- **TO BE DONE**
Tally the lines containing the word "profile", and report the tally alone.

+===+

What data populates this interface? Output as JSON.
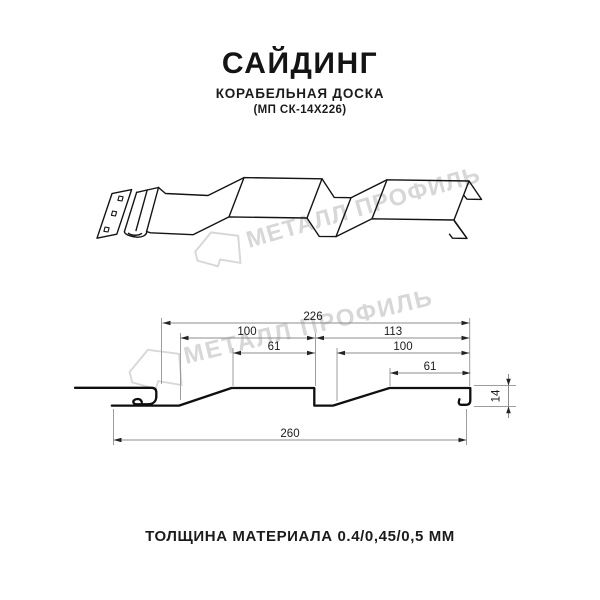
{
  "header": {
    "title": "САЙДИНГ",
    "subtitle": "КОРАБЕЛЬНАЯ ДОСКА",
    "model_code": "(МП СК-14Х226)"
  },
  "footer": {
    "text": "ТОЛЩИНА МАТЕРИАЛА 0.4/0,45/0,5 ММ"
  },
  "watermark": {
    "text": "МЕТАЛЛ ПРОФИЛЬ",
    "logo": "metal-profile-pentagon-logo",
    "color": "#d7d7d7"
  },
  "drawing": {
    "type": "technical-profile-section",
    "dims": {
      "overall_top": "226",
      "upper_left": "100",
      "upper_right": "113",
      "inner_left": "61",
      "inner_right": "100",
      "small_right": "61",
      "bottom": "260",
      "height": "14"
    }
  },
  "colors": {
    "line": "#141414",
    "profile": "#0f0f0f",
    "dim_line": "#8c8c8c",
    "arrow": "#242424",
    "watermark": "#d7d7d7"
  }
}
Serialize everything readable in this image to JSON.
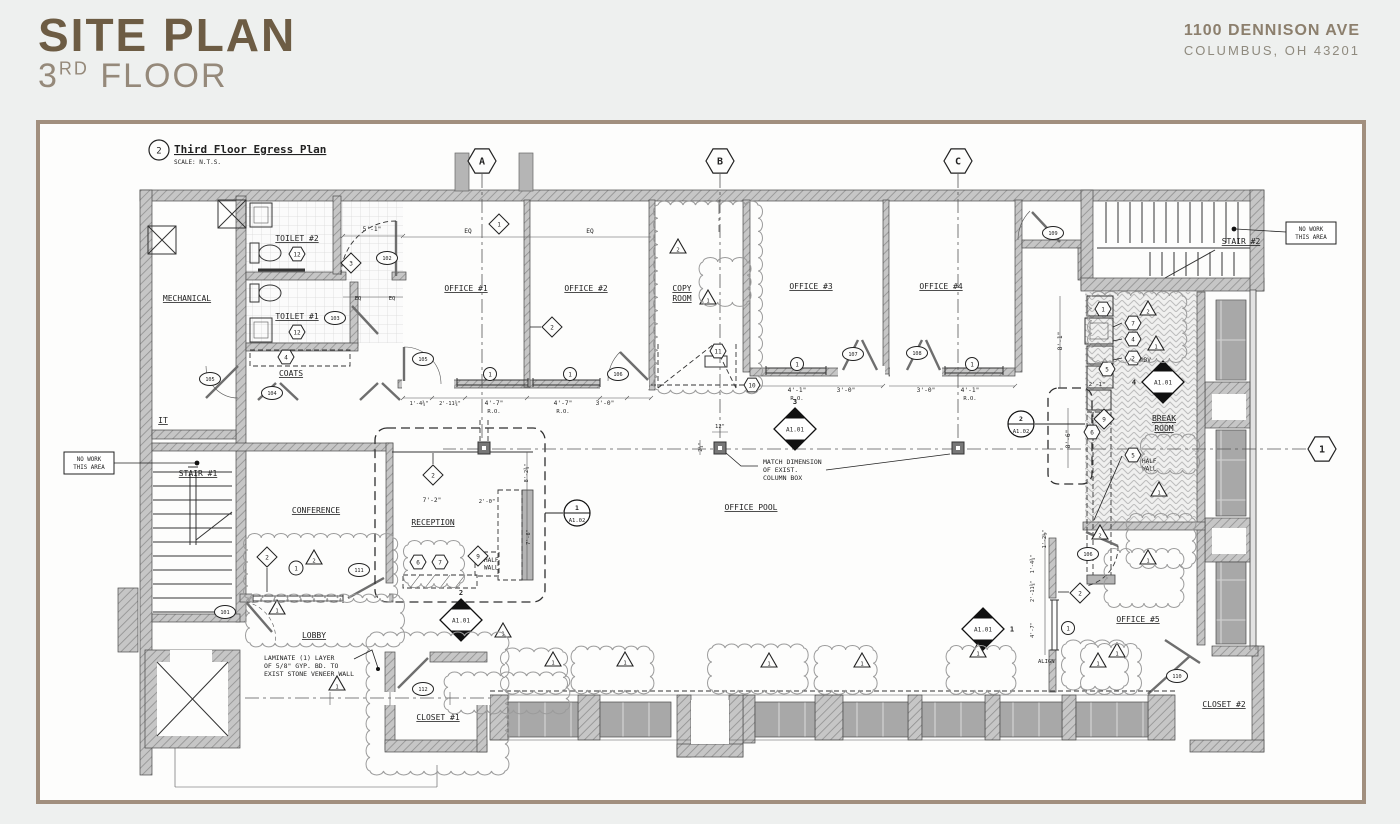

+===+

- **REPLY**
3